** START Raw records **

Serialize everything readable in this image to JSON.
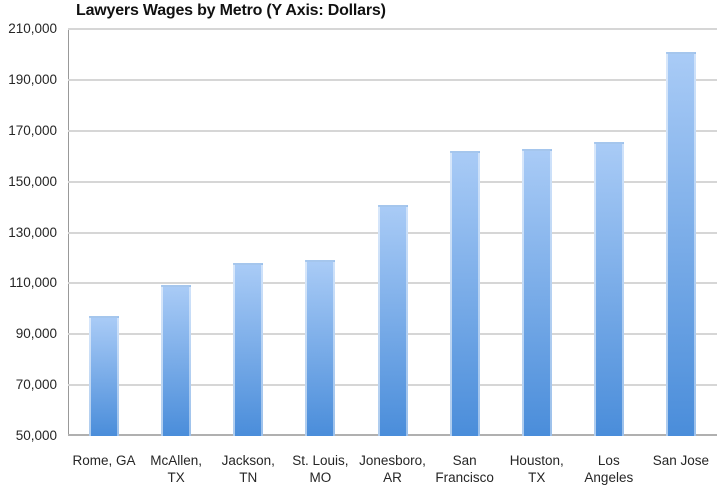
{
  "title": "Lawyers Wages by Metro (Y Axis: Dollars)",
  "chart_data": {
    "type": "bar",
    "title": "Lawyers Wages by Metro (Y Axis: Dollars)",
    "categories": [
      "Rome, GA",
      "McAllen, TX",
      "Jackson, TN",
      "St. Louis, MO",
      "Jonesboro, AR",
      "San Francisco",
      "Houston, TX",
      "Los Angeles",
      "San Jose"
    ],
    "category_label_lines": [
      [
        "Rome, GA"
      ],
      [
        "McAllen,",
        "TX"
      ],
      [
        "Jackson,",
        "TN"
      ],
      [
        "St. Louis,",
        "MO"
      ],
      [
        "Jonesboro,",
        "AR"
      ],
      [
        "San",
        "Francisco"
      ],
      [
        "Houston,",
        "TX"
      ],
      [
        "Los",
        "Angeles"
      ],
      [
        "San Jose"
      ]
    ],
    "values": [
      97000,
      109500,
      118000,
      119000,
      141000,
      162000,
      163000,
      165500,
      201000
    ],
    "xlabel": "",
    "ylabel": "Dollars",
    "ylim": [
      50000,
      210000
    ],
    "ytick_interval": 20000,
    "ytick_labels_bottom_to_top": [
      "50,000",
      "70,000",
      "90,000",
      "110,000",
      "130,000",
      "150,000",
      "170,000",
      "190,000",
      "210,000"
    ],
    "grid": true,
    "legend": false,
    "bar_color_top": "#a9cbf6",
    "bar_color_bottom": "#4a8dda"
  },
  "colors": {
    "background": "#ffffff",
    "gridline": "#d6d6d6",
    "axis_left": "#999999",
    "axis_bottom": "#b0b0b0",
    "text": "#262626",
    "title_text": "#111111"
  }
}
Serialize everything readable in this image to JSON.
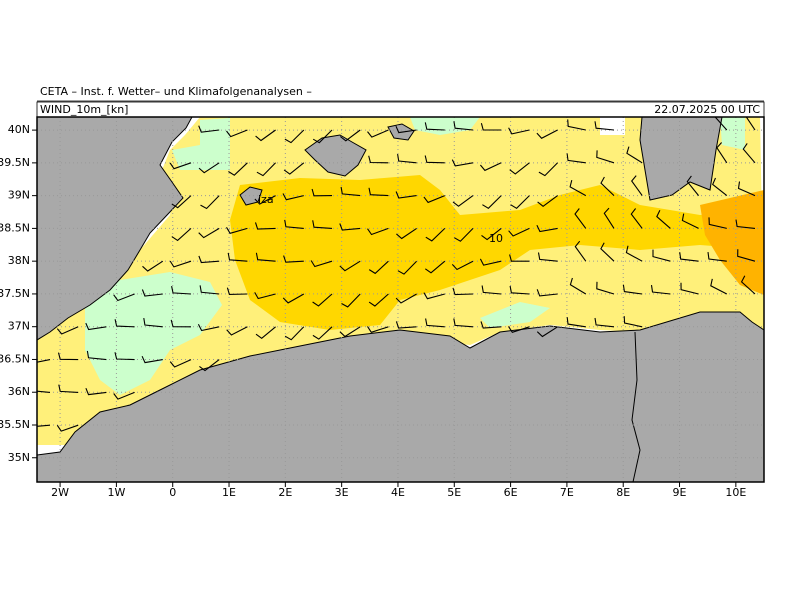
{
  "header": {
    "title": "CETA – Inst. f. Wetter– und Klimafolgenanalysen –",
    "field": "WIND_10m_[kn]",
    "valid_time": "22.07.2025 00 UTC"
  },
  "map": {
    "lon_range": [
      -2.41,
      10.5
    ],
    "lat_range": [
      34.63,
      40.2
    ],
    "lon_ticks": [
      {
        "value": -2,
        "label": "2W"
      },
      {
        "value": -1,
        "label": "1W"
      },
      0,
      {
        "value": 1,
        "label": "1E"
      },
      {
        "value": 2,
        "label": "2E"
      },
      {
        "value": 3,
        "label": "3E"
      },
      {
        "value": 4,
        "label": "4E"
      },
      {
        "value": 5,
        "label": "5E"
      },
      {
        "value": 6,
        "label": "6E"
      },
      {
        "value": 7,
        "label": "7E"
      },
      {
        "value": 8,
        "label": "8E"
      },
      {
        "value": 9,
        "label": "9E"
      },
      {
        "value": 10,
        "label": "10E"
      }
    ],
    "lat_ticks": [
      {
        "value": 35,
        "label": "35N"
      },
      {
        "value": 35.5,
        "label": "35.5N"
      },
      {
        "value": 36,
        "label": "36N"
      },
      {
        "value": 36.5,
        "label": "36.5N"
      },
      {
        "value": 37,
        "label": "37N"
      },
      {
        "value": 37.5,
        "label": "37.5N"
      },
      {
        "value": 38,
        "label": "38N"
      },
      {
        "value": 38.5,
        "label": "38.5N"
      },
      {
        "value": 39,
        "label": "39N"
      },
      {
        "value": 39.5,
        "label": "39.5N"
      },
      {
        "value": 40,
        "label": "40N"
      }
    ],
    "contour_labels": [
      10
    ],
    "place_labels": [
      "iza"
    ]
  }
}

** END Raw records **

- Exercise:
Show every line of the records above that contains the word "Lawyers".

- Correct response:
  "title": "Lawyers Wages by Metro (Y Axis: Dollars)",
    "title": "Lawyers Wages by Metro (Y Axis: Dollars)",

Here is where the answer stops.